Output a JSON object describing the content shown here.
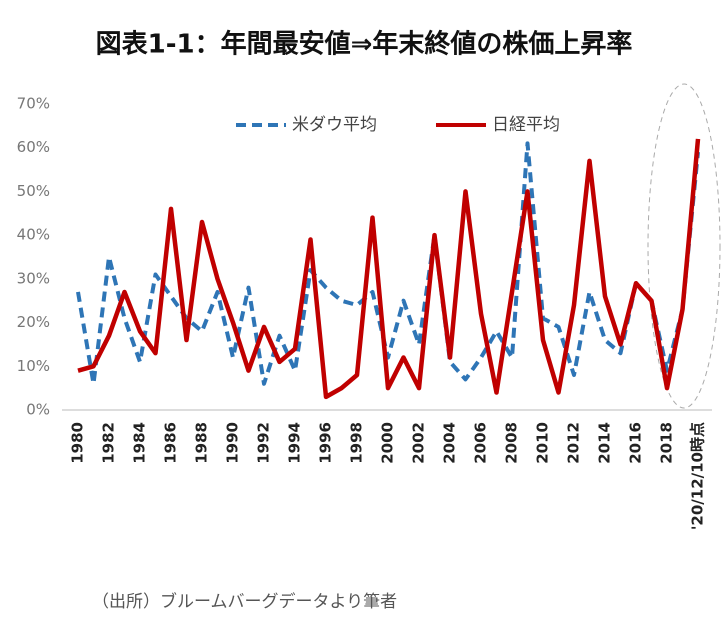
{
  "chart_data": {
    "type": "line",
    "title": "図表1-1：年間最安値⇒年末終値の株価上昇率",
    "footnote": "（出所）ブルームバーグデータより筆者",
    "categories": [
      "1980",
      null,
      "1982",
      null,
      "1984",
      null,
      "1986",
      null,
      "1988",
      null,
      "1990",
      null,
      "1992",
      null,
      "1994",
      null,
      "1996",
      null,
      "1998",
      null,
      "2000",
      null,
      "2002",
      null,
      "2004",
      null,
      "2006",
      null,
      "2008",
      null,
      "2010",
      null,
      "2012",
      null,
      "2014",
      null,
      "2016",
      null,
      "2018",
      null,
      "'20/12/10時点"
    ],
    "series": [
      {
        "name": "米ダウ平均",
        "color": "#2e75b6",
        "dashed": true,
        "values": [
          27,
          6,
          35,
          21,
          11,
          31,
          26,
          21,
          18,
          27,
          12,
          28,
          6,
          17,
          9,
          32,
          28,
          25,
          24,
          27,
          12,
          25,
          15,
          40,
          11,
          7,
          12,
          18,
          12,
          61,
          21,
          19,
          8,
          27,
          16,
          13,
          29,
          25,
          9,
          23,
          59
        ]
      },
      {
        "name": "日経平均",
        "color": "#c00000",
        "dashed": false,
        "values": [
          9,
          10,
          17,
          27,
          18,
          13,
          46,
          16,
          43,
          30,
          20,
          9,
          19,
          11,
          14,
          39,
          3,
          5,
          8,
          44,
          5,
          12,
          5,
          40,
          12,
          50,
          22,
          4,
          27,
          50,
          16,
          4,
          24,
          57,
          26,
          15,
          29,
          25,
          5,
          23,
          62
        ]
      }
    ],
    "ylim": [
      0,
      70
    ],
    "yticks": [
      {
        "value": 0,
        "label": "0%"
      },
      {
        "value": 10,
        "label": "10%"
      },
      {
        "value": 20,
        "label": "20%"
      },
      {
        "value": 30,
        "label": "30%"
      },
      {
        "value": 40,
        "label": "40%"
      },
      {
        "value": 50,
        "label": "50%"
      },
      {
        "value": 60,
        "label": "60%"
      },
      {
        "value": 70,
        "label": "70%"
      }
    ],
    "grid": false
  }
}
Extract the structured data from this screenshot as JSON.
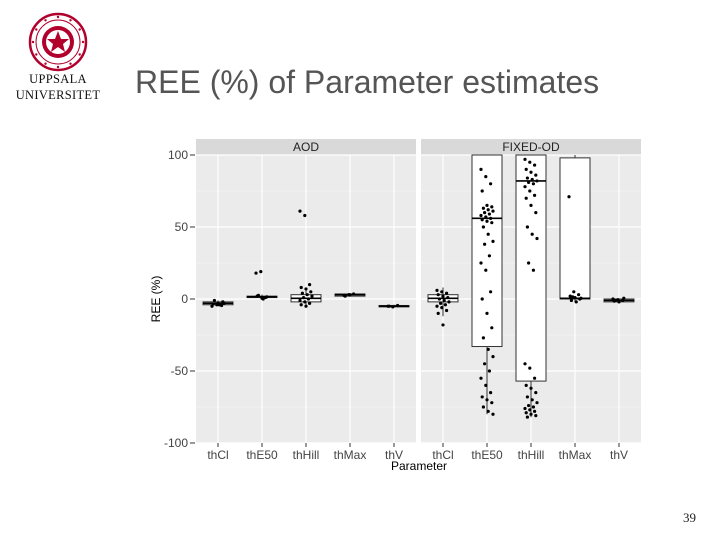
{
  "slide": {
    "logo_text": "UPPSALA UNIVERSITET",
    "university_line1": "UPPSALA",
    "university_line2": "UNIVERSITET",
    "title": "REE (%) of Parameter estimates",
    "page_number": "39"
  },
  "colors": {
    "panel_background": "#ebebeb",
    "strip_background": "#d9d9d9",
    "gridline": "#ffffff",
    "point": "#000000",
    "box_fill": "#ffffff",
    "box_stroke": "#333333",
    "logo": "#b0002b"
  },
  "chart_data": {
    "type": "box",
    "xlabel": "Parameter",
    "ylabel": "REE (%)",
    "ylim": [
      -100,
      100
    ],
    "yticks": [
      -100,
      -50,
      0,
      50,
      100
    ],
    "grid": true,
    "facets": [
      {
        "name": "AOD",
        "categories": [
          "thCl",
          "thE50",
          "thHill",
          "thMax",
          "thV"
        ],
        "boxes": [
          {
            "q1": -4,
            "median": -3,
            "q3": -2,
            "whisker_low": -5,
            "whisker_high": -1
          },
          {
            "q1": 1,
            "median": 1.5,
            "q3": 2,
            "whisker_low": 0,
            "whisker_high": 3
          },
          {
            "q1": -2,
            "median": 0.5,
            "q3": 3,
            "whisker_low": -5,
            "whisker_high": 8
          },
          {
            "q1": 2,
            "median": 3,
            "q3": 3.5,
            "whisker_low": 1.5,
            "whisker_high": 4
          },
          {
            "q1": -5.5,
            "median": -5,
            "q3": -4.5,
            "whisker_low": -6,
            "whisker_high": -4
          }
        ],
        "points": [
          [
            -5,
            -4,
            -4.5,
            -3.5,
            -3,
            -2,
            -1,
            -4,
            -3
          ],
          [
            18,
            19,
            1,
            2,
            0.5,
            1.5,
            2.5,
            0
          ],
          [
            61,
            58,
            10,
            8,
            7,
            5,
            4,
            3,
            2,
            1,
            0,
            -1,
            -2,
            -3,
            -4,
            -5
          ],
          [
            2.5,
            3,
            3.5,
            2,
            3
          ],
          [
            -5,
            -5.5,
            -4.5,
            -5
          ]
        ]
      },
      {
        "name": "FIXED-OD",
        "categories": [
          "thCl",
          "thE50",
          "thHill",
          "thMax",
          "thV"
        ],
        "boxes": [
          {
            "q1": -2,
            "median": 0.5,
            "q3": 3,
            "whisker_low": -12,
            "whisker_high": 8
          },
          {
            "q1": -33,
            "median": 56,
            "q3": 100,
            "whisker_low": -80,
            "whisker_high": 100
          },
          {
            "q1": -57,
            "median": 82,
            "q3": 100,
            "whisker_low": -82,
            "whisker_high": 100
          },
          {
            "q1": 0,
            "median": 0.5,
            "q3": 98,
            "whisker_low": -2,
            "whisker_high": 100
          },
          {
            "q1": -2,
            "median": -1,
            "q3": 0,
            "whisker_low": -2.5,
            "whisker_high": 0.5
          }
        ],
        "points": [
          [
            6,
            5,
            4,
            3,
            2,
            1,
            0,
            -1,
            -2,
            -3,
            -4,
            -5,
            -6,
            -8,
            -10,
            -18
          ],
          [
            90,
            85,
            80,
            75,
            65,
            64,
            63,
            62,
            61,
            60,
            59,
            58,
            57,
            56,
            55,
            54,
            53,
            50,
            45,
            40,
            38,
            30,
            25,
            20,
            5,
            0,
            -10,
            -20,
            -27,
            -35,
            -40,
            -45,
            -50,
            -55,
            -60,
            -65,
            -68,
            -70,
            -72,
            -75,
            -78,
            -80
          ],
          [
            97,
            95,
            93,
            90,
            88,
            86,
            84,
            83,
            82,
            81,
            80,
            78,
            75,
            72,
            70,
            65,
            60,
            50,
            45,
            42,
            25,
            20,
            -45,
            -48,
            -55,
            -60,
            -62,
            -65,
            -68,
            -70,
            -72,
            -74,
            -75,
            -76,
            -77,
            -78,
            -79,
            -80,
            -81,
            -82
          ],
          [
            71,
            5,
            3,
            2,
            1,
            0,
            -1,
            -2,
            0.5,
            1.5
          ],
          [
            0,
            -0.5,
            -1,
            -1.5,
            -2,
            0.5,
            -1
          ]
        ]
      }
    ]
  }
}
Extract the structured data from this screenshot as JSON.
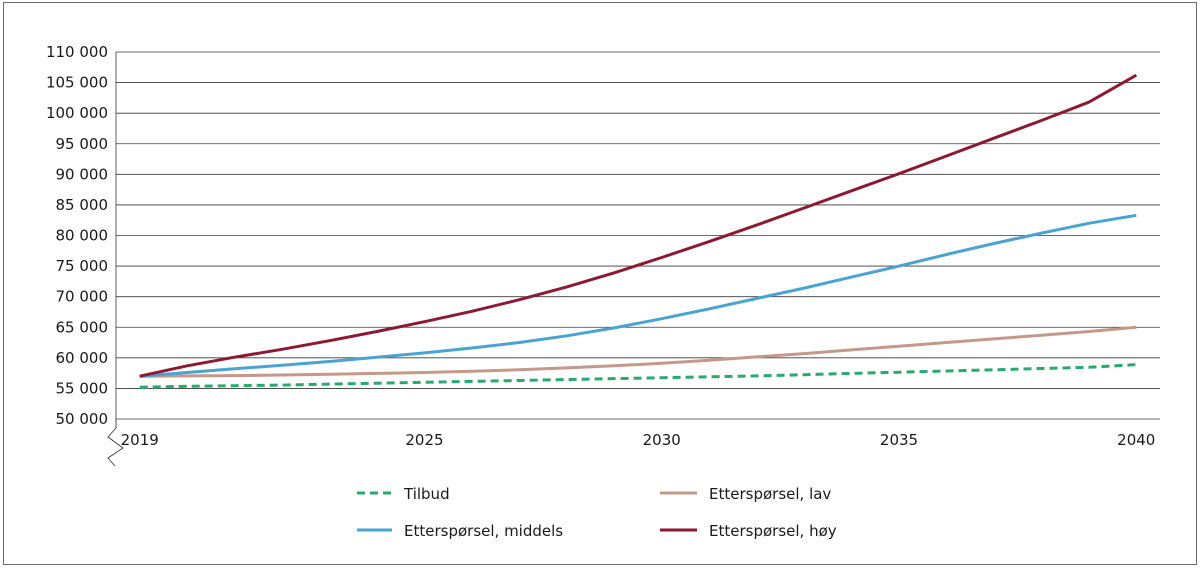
○ ○ ○ ○ ○ ○ ○
Reproduce the material word for word, minus the images.

THE SOLUTION.
Output a JSON object describing the content shown here.
{
  "chart_data": {
    "type": "line",
    "title": "図表1-1：年間最安値⇒年末終値の株価上昇率",
    "footnote": "（出所）ブルームバーグデータより筆者",
    "categories": [
      "1980",
      null,
      "1982",
      null,
      "1984",
      null,
      "1986",
      null,
      "1988",
      null,
      "1990",
      null,
      "1992",
      null,
      "1994",
      null,
      "1996",
      null,
      "1998",
      null,
      "2000",
      null,
      "2002",
      null,
      "2004",
      null,
      "2006",
      null,
      "2008",
      null,
      "2010",
      null,
      "2012",
      null,
      "2014",
      null,
      "2016",
      null,
      "2018",
      null,
      "'20/12/10時点"
    ],
    "series": [
      {
        "name": "米ダウ平均",
        "color": "#2e75b6",
        "dashed": true,
        "values": [
          27,
          6,
          35,
          21,
          11,
          31,
          26,
          21,
          18,
          27,
          12,
          28,
          6,
          17,
          9,
          32,
          28,
          25,
          24,
          27,
          12,
          25,
          15,
          40,
          11,
          7,
          12,
          18,
          12,
          61,
          21,
          19,
          8,
          27,
          16,
          13,
          29,
          25,
          9,
          23,
          59
        ]
      },
      {
        "name": "日経平均",
        "color": "#c00000",
        "dashed": false,
        "values": [
          9,
          10,
          17,
          27,
          18,
          13,
          46,
          16,
          43,
          30,
          20,
          9,
          19,
          11,
          14,
          39,
          3,
          5,
          8,
          44,
          5,
          12,
          5,
          40,
          12,
          50,
          22,
          4,
          27,
          50,
          16,
          4,
          24,
          57,
          26,
          15,
          29,
          25,
          5,
          23,
          62
        ]
      }
    ],
    "ylim": [
      0,
      70
    ],
    "yticks": [
      {
        "value": 0,
        "label": "0%"
      },
      {
        "value": 10,
        "label": "10%"
      },
      {
        "value": 20,
        "label": "20%"
      },
      {
        "value": 30,
        "label": "30%"
      },
      {
        "value": 40,
        "label": "40%"
      },
      {
        "value": 50,
        "label": "50%"
      },
      {
        "value": 60,
        "label": "60%"
      },
      {
        "value": 70,
        "label": "70%"
      }
    ],
    "grid": false
  }
}
Extract the structured data from this screenshot as JSON.
{
  "slide": {
    "logo_text": "UPPSALA UNIVERSITET",
    "university_line1": "UPPSALA",
    "university_line2": "UNIVERSITET",
    "title": "REE (%) of Parameter estimates",
    "page_number": "39"
  },
  "colors": {
    "panel_background": "#ebebeb",
    "strip_background": "#d9d9d9",
    "gridline": "#ffffff",
    "point": "#000000",
    "box_fill": "#ffffff",
    "box_stroke": "#333333",
    "logo": "#b0002b"
  },
  "chart_data": {
    "type": "box",
    "xlabel": "Parameter",
    "ylabel": "REE (%)",
    "ylim": [
      -100,
      100
    ],
    "yticks": [
      -100,
      -50,
      0,
      50,
      100
    ],
    "grid": true,
    "facets": [
      {
        "name": "AOD",
        "categories": [
          "thCl",
          "thE50",
          "thHill",
          "thMax",
          "thV"
        ],
        "boxes": [
          {
            "q1": -4,
            "median": -3,
            "q3": -2,
            "whisker_low": -5,
            "whisker_high": -1
          },
          {
            "q1": 1,
            "median": 1.5,
            "q3": 2,
            "whisker_low": 0,
            "whisker_high": 3
          },
          {
            "q1": -2,
            "median": 0.5,
            "q3": 3,
            "whisker_low": -5,
            "whisker_high": 8
          },
          {
            "q1": 2,
            "median": 3,
            "q3": 3.5,
            "whisker_low": 1.5,
            "whisker_high": 4
          },
          {
            "q1": -5.5,
            "median": -5,
            "q3": -4.5,
            "whisker_low": -6,
            "whisker_high": -4
          }
        ],
        "points": [
          [
            -5,
            -4,
            -4.5,
            -3.5,
            -3,
            -2,
            -1,
            -4,
            -3
          ],
          [
            18,
            19,
            1,
            2,
            0.5,
            1.5,
            2.5,
            0
          ],
          [
            61,
            58,
            10,
            8,
            7,
            5,
            4,
            3,
            2,
            1,
            0,
            -1,
            -2,
            -3,
            -4,
            -5
          ],
          [
            2.5,
            3,
            3.5,
            2,
            3
          ],
          [
            -5,
            -5.5,
            -4.5,
            -5
          ]
        ]
      },
      {
        "name": "FIXED-OD",
        "categories": [
          "thCl",
          "thE50",
          "thHill",
          "thMax",
          "thV"
        ],
        "boxes": [
          {
            "q1": -2,
            "median": 0.5,
            "q3": 3,
            "whisker_low": -12,
            "whisker_high": 8
          },
          {
            "q1": -33,
            "median": 56,
            "q3": 100,
            "whisker_low": -80,
            "whisker_high": 100
          },
          {
            "q1": -57,
            "median": 82,
            "q3": 100,
            "whisker_low": -82,
            "whisker_high": 100
          },
          {
            "q1": 0,
            "median": 0.5,
            "q3": 98,
            "whisker_low": -2,
            "whisker_high": 100
          },
          {
            "q1": -2,
            "median": -1,
            "q3": 0,
            "whisker_low": -2.5,
            "whisker_high": 0.5
          }
        ],
        "points": [
          [
            6,
            5,
            4,
            3,
            2,
            1,
            0,
            -1,
            -2,
            -3,
            -4,
            -5,
            -6,
            -8,
            -10,
            -18
          ],
          [
            90,
            85,
            80,
            75,
            65,
            64,
            63,
            62,
            61,
            60,
            59,
            58,
            57,
            56,
            55,
            54,
            53,
            50,
            45,
            40,
            38,
            30,
            25,
            20,
            5,
            0,
            -10,
            -20,
            -27,
            -35,
            -40,
            -45,
            -50,
            -55,
            -60,
            -65,
            -68,
            -70,
            -72,
            -75,
            -78,
            -80
          ],
          [
            97,
            95,
            93,
            90,
            88,
            86,
            84,
            83,
            82,
            81,
            80,
            78,
            75,
            72,
            70,
            65,
            60,
            50,
            45,
            42,
            25,
            20,
            -45,
            -48,
            -55,
            -60,
            -62,
            -65,
            -68,
            -70,
            -72,
            -74,
            -75,
            -76,
            -77,
            -78,
            -79,
            -80,
            -81,
            -82
          ],
          [
            71,
            5,
            3,
            2,
            1,
            0,
            -1,
            -2,
            0.5,
            1.5
          ],
          [
            0,
            -0.5,
            -1,
            -1.5,
            -2,
            0.5,
            -1
          ]
        ]
      }
    ]
  }
}
Extract the structured data from this screenshot as JSON.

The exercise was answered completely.